→ TASK STATEMENT
Reproduce all of the data below without alteration; exclude every picture.

(Structured figure records)
....
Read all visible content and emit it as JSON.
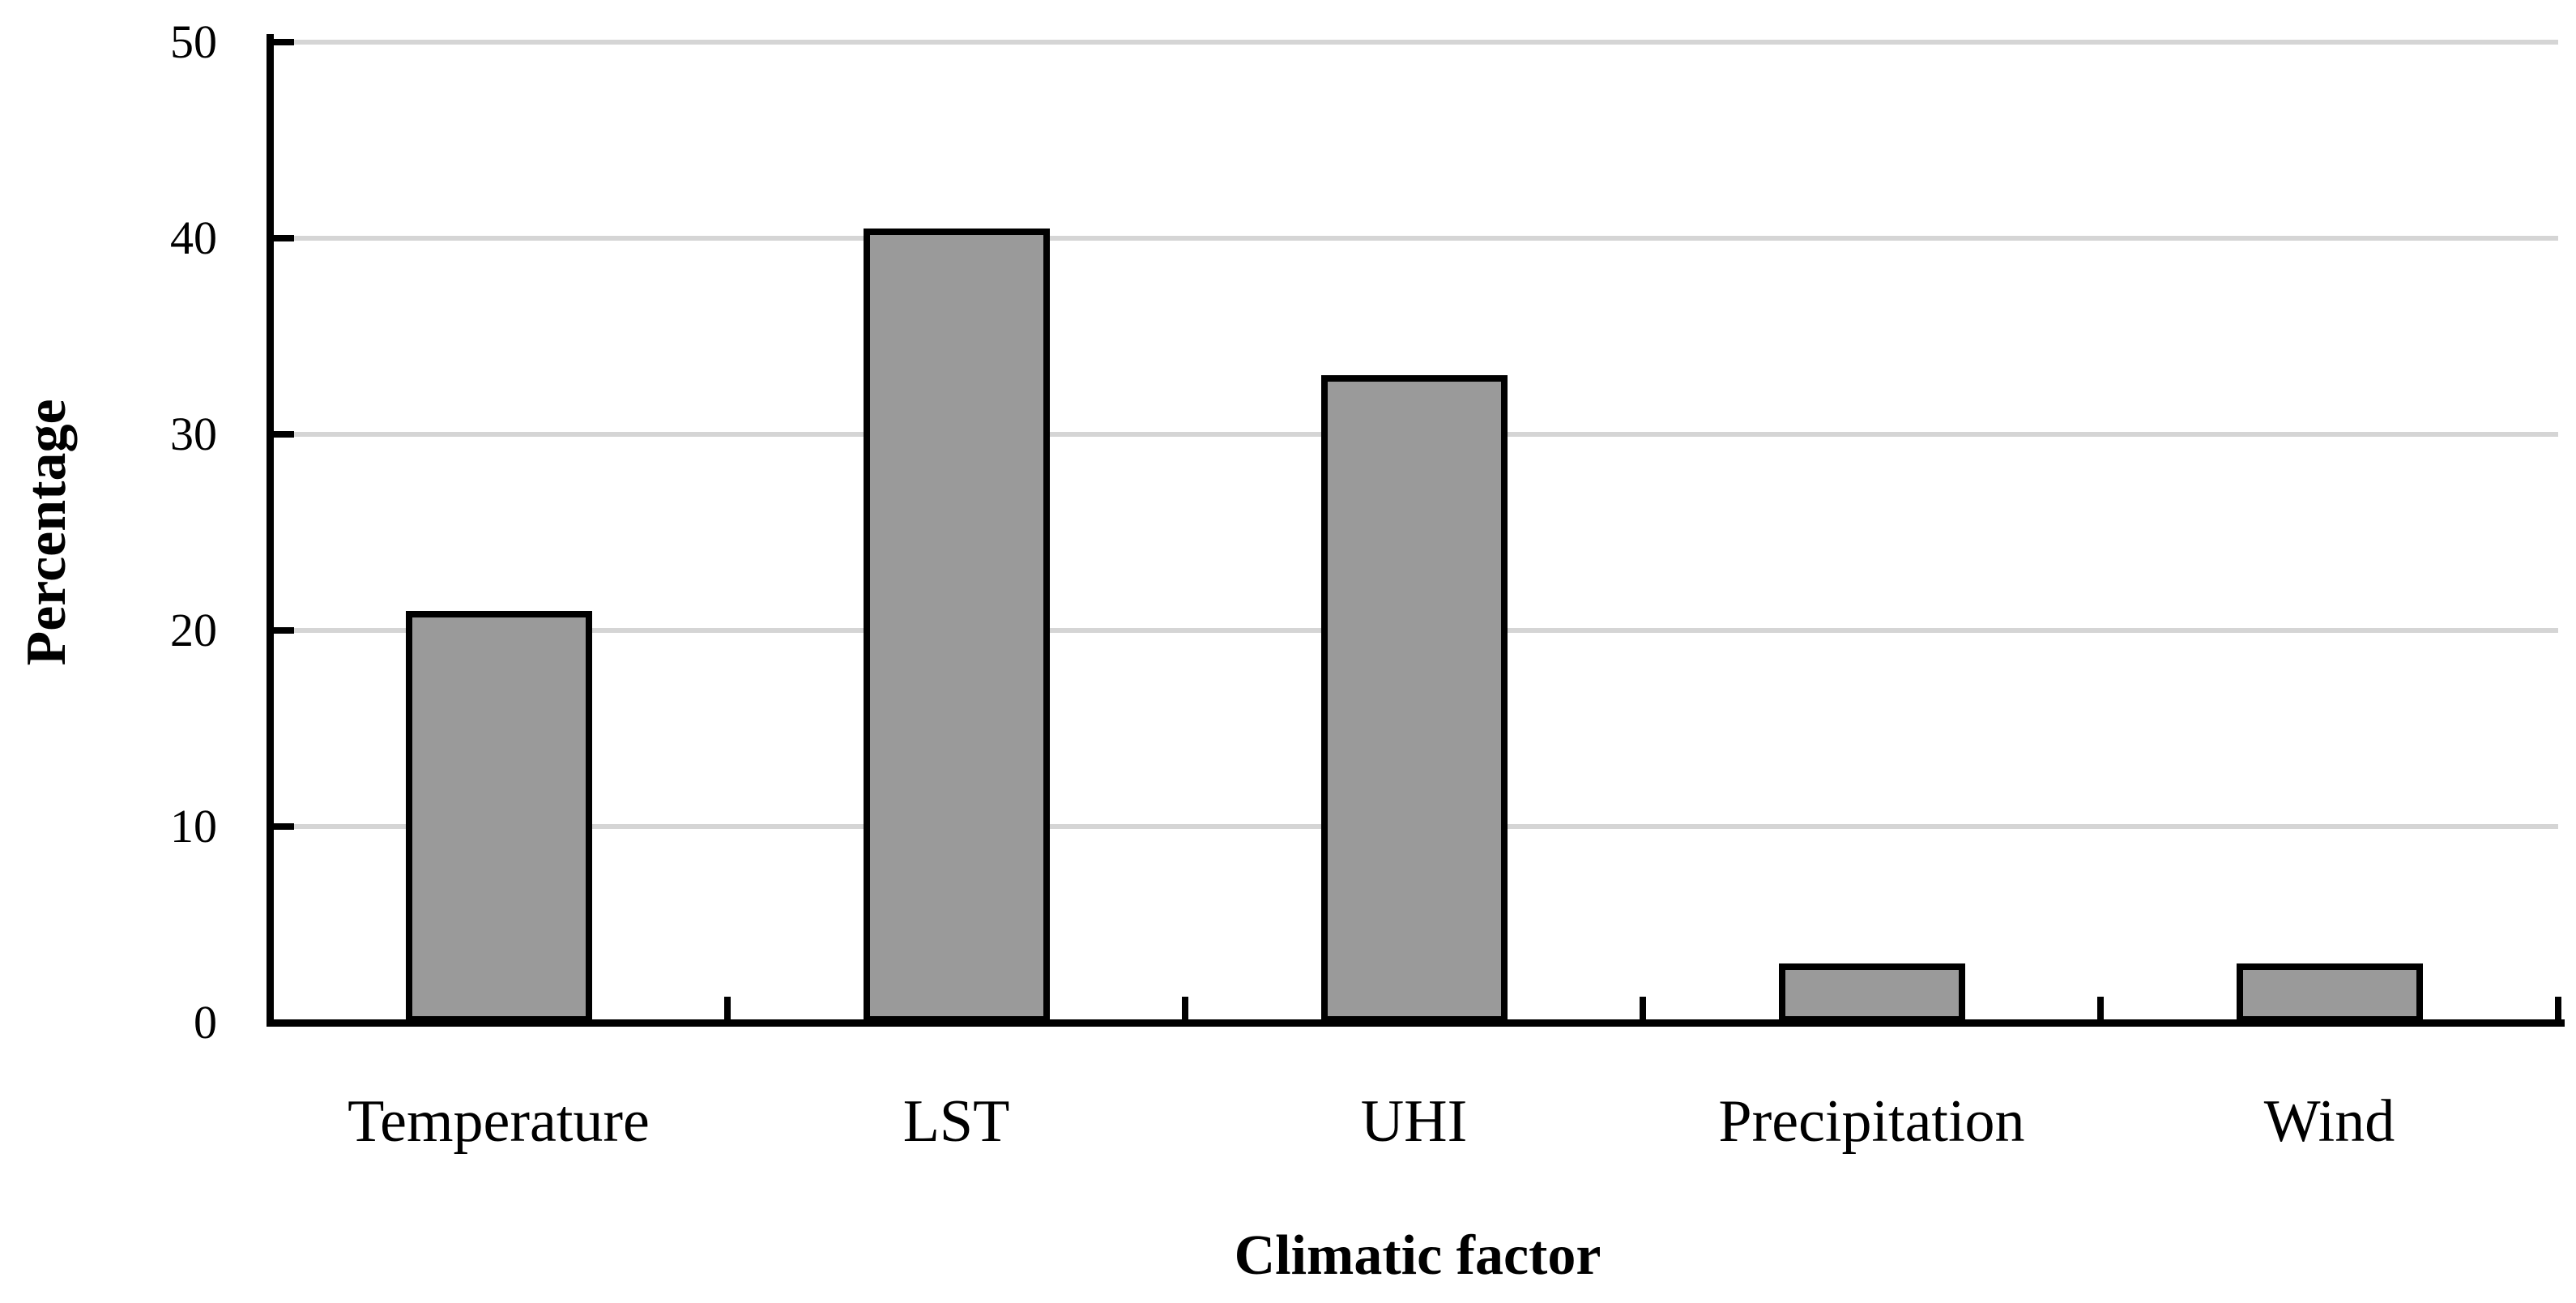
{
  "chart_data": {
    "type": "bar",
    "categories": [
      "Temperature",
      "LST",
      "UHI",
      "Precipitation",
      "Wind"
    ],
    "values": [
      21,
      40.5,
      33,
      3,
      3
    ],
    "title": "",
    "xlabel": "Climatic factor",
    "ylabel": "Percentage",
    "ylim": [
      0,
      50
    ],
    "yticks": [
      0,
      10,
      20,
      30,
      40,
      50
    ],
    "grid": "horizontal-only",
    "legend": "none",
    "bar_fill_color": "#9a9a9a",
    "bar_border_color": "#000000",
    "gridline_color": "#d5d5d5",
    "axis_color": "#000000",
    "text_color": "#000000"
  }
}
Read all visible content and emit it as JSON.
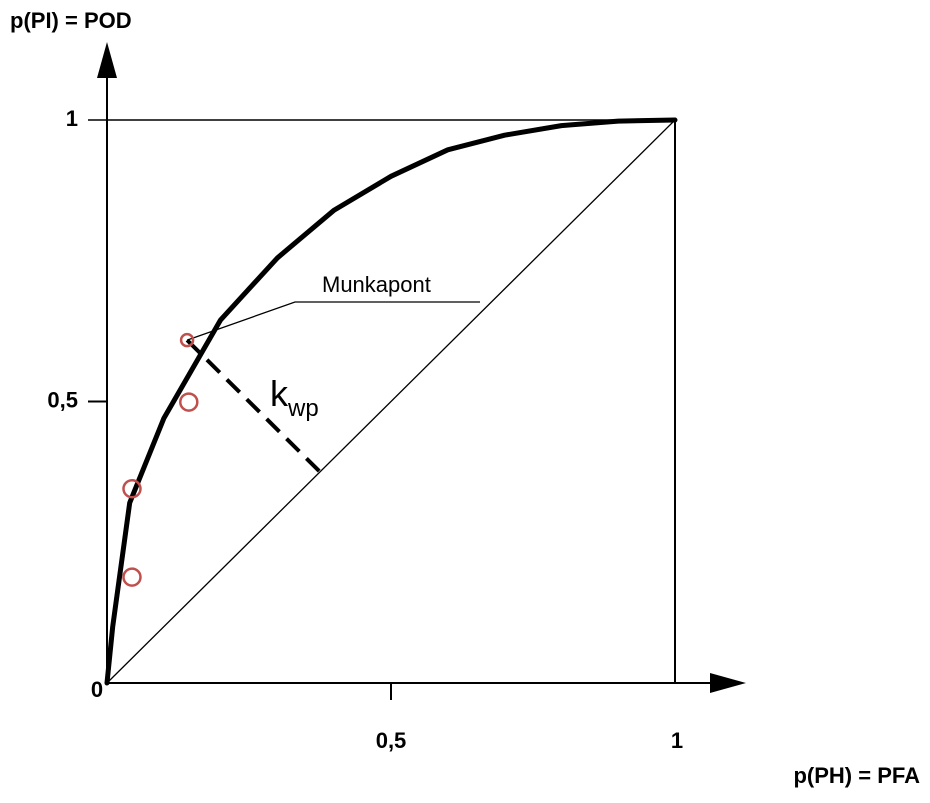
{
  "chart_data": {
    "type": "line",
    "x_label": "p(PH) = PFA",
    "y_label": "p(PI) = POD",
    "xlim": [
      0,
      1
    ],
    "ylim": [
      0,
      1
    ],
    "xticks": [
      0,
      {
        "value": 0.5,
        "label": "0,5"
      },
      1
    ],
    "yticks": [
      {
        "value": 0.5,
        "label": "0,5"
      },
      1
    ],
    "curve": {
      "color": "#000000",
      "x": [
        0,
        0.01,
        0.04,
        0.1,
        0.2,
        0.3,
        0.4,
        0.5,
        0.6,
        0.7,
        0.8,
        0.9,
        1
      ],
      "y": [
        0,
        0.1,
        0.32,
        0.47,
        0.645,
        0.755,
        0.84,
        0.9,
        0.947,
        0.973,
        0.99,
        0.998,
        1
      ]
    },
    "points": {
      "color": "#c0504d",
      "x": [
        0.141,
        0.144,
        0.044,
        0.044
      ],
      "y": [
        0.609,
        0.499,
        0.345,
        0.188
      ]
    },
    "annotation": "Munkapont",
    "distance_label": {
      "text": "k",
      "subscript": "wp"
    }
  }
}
....
→ TASK OUTPUT
Read all visible content and emit it as JSON.
{
  "chart_data": {
    "type": "bar",
    "categories": [
      "Temperature",
      "LST",
      "UHI",
      "Precipitation",
      "Wind"
    ],
    "values": [
      21,
      40.5,
      33,
      3,
      3
    ],
    "title": "",
    "xlabel": "Climatic factor",
    "ylabel": "Percentage",
    "ylim": [
      0,
      50
    ],
    "yticks": [
      0,
      10,
      20,
      30,
      40,
      50
    ],
    "grid": "horizontal-only",
    "legend": "none",
    "bar_fill_color": "#9a9a9a",
    "bar_border_color": "#000000",
    "gridline_color": "#d5d5d5",
    "axis_color": "#000000",
    "text_color": "#000000"
  }
}
Read all visible content and emit it as JSON.
{
  "chart_data": {
    "type": "line",
    "x_label": "p(PH) = PFA",
    "y_label": "p(PI) = POD",
    "xlim": [
      0,
      1
    ],
    "ylim": [
      0,
      1
    ],
    "xticks": [
      0,
      {
        "value": 0.5,
        "label": "0,5"
      },
      1
    ],
    "yticks": [
      {
        "value": 0.5,
        "label": "0,5"
      },
      1
    ],
    "curve": {
      "color": "#000000",
      "x": [
        0,
        0.01,
        0.04,
        0.1,
        0.2,
        0.3,
        0.4,
        0.5,
        0.6,
        0.7,
        0.8,
        0.9,
        1
      ],
      "y": [
        0,
        0.1,
        0.32,
        0.47,
        0.645,
        0.755,
        0.84,
        0.9,
        0.947,
        0.973,
        0.99,
        0.998,
        1
      ]
    },
    "points": {
      "color": "#c0504d",
      "x": [
        0.141,
        0.144,
        0.044,
        0.044
      ],
      "y": [
        0.609,
        0.499,
        0.345,
        0.188
      ]
    },
    "annotation": "Munkapont",
    "distance_label": {
      "text": "k",
      "subscript": "wp"
    }
  }
}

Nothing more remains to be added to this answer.